FRAGMENTO DEL DOCUMENTO:
......

Los indicios acumulados permiten asignar al anterior monarca la condición de presunto delincuente y recordar también que sigue siendo inocente hasta que se demuestre lo contrario. La investigación supondrá la mayor caída a los infiernos de la persona a la que la versión oficial de la Cultura de la Transición™ adjudicó el papel de gran conseguidor de la vuelta de la democracia a España. Pasaron los años, pasaron las décadas, llegó la vida fácil y la fascinación por el dinero, llegó Corinna, y el rey decidió ocuparse de conseguir otras cosas. Para sí mismo.

......

MATERIAL EXTRAÍDO:

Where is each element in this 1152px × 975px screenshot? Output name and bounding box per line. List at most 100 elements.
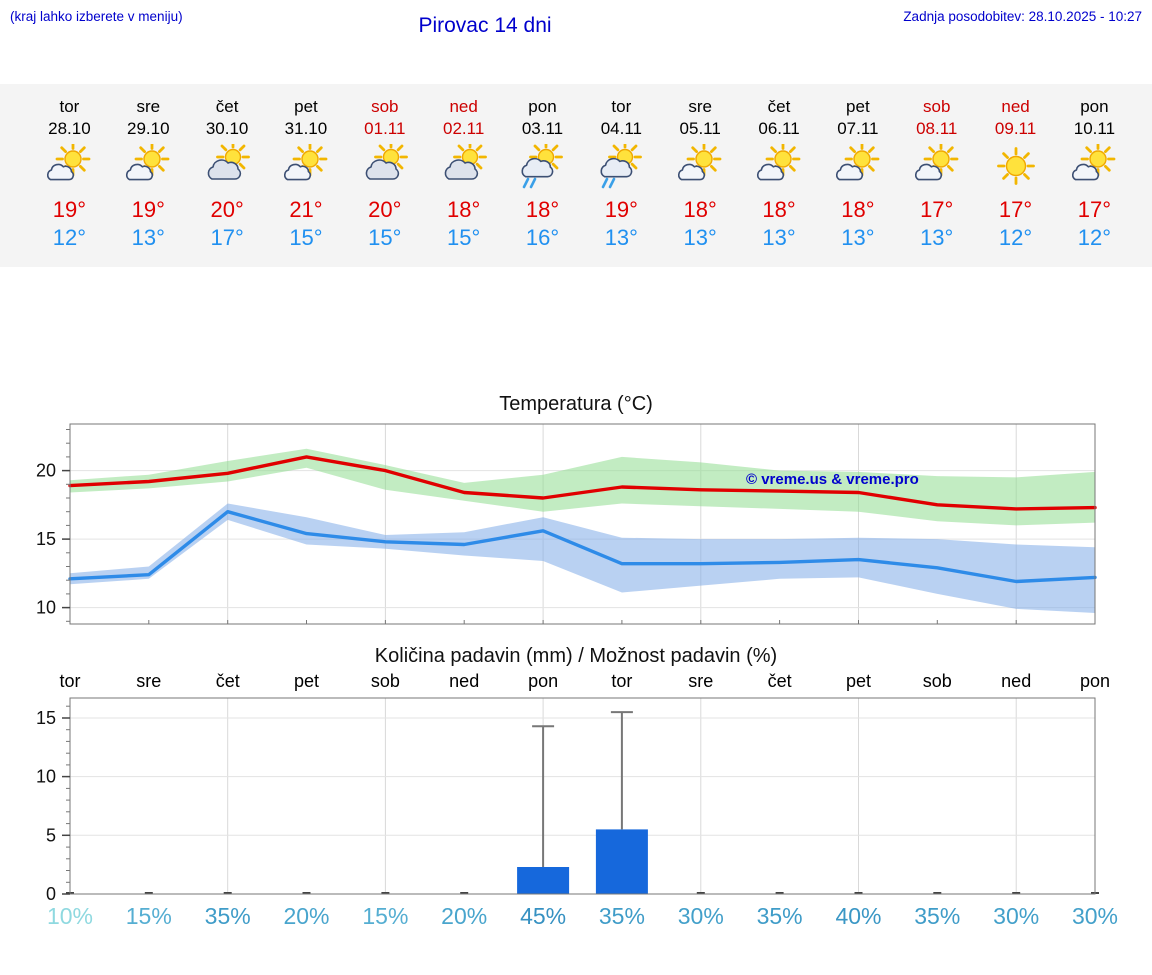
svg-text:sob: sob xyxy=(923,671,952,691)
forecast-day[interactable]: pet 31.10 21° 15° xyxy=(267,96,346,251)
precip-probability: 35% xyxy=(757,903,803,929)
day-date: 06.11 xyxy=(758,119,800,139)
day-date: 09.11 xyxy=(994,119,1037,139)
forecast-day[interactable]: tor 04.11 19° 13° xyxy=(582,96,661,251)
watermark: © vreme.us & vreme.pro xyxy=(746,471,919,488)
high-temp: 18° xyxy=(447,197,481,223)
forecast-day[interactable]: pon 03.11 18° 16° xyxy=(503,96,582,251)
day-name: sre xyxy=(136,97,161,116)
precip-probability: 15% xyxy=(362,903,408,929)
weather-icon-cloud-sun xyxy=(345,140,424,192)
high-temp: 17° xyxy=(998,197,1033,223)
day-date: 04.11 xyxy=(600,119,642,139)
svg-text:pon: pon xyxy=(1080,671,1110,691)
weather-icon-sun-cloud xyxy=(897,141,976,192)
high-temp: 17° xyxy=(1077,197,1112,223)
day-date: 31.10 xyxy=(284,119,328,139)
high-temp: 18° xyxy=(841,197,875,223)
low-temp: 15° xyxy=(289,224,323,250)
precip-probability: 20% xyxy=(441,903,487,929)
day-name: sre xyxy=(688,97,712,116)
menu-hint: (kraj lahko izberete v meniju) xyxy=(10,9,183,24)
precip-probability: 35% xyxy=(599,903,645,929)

......

TAREAS:
[1] En el texto sobre el anterior monarca, ¿qué papel le adjudicó la versión oficial de la Cultura de la Transición™?
[2] Copia sin ningún cambio las filas que empiezan en la que contiene "svg-text:sob: sob xyxy=(923,671,952,691)" y siguen hasta la que contiene "forecast-day[interactable]: tor 04.11", ambas incluidas.
El texto y las filas no guardan relación entre sí.

RESULTADOS:
[1] El papel de gran conseguidor de la vuelta de la democracia a España.

[2]
svg-text:sob: sob xyxy=(923,671,952,691)
forecast-day[interactable]: pet 31.10 21° 15° xyxy=(267,96,346,251)
precip-probability: 35% xyxy=(757,903,803,929)
day-date: 06.11 xyxy=(758,119,800,139)
day-date: 09.11 xyxy=(994,119,1037,139)
forecast-day[interactable]: tor 04.11 19° 13° xyxy=(582,96,661,251)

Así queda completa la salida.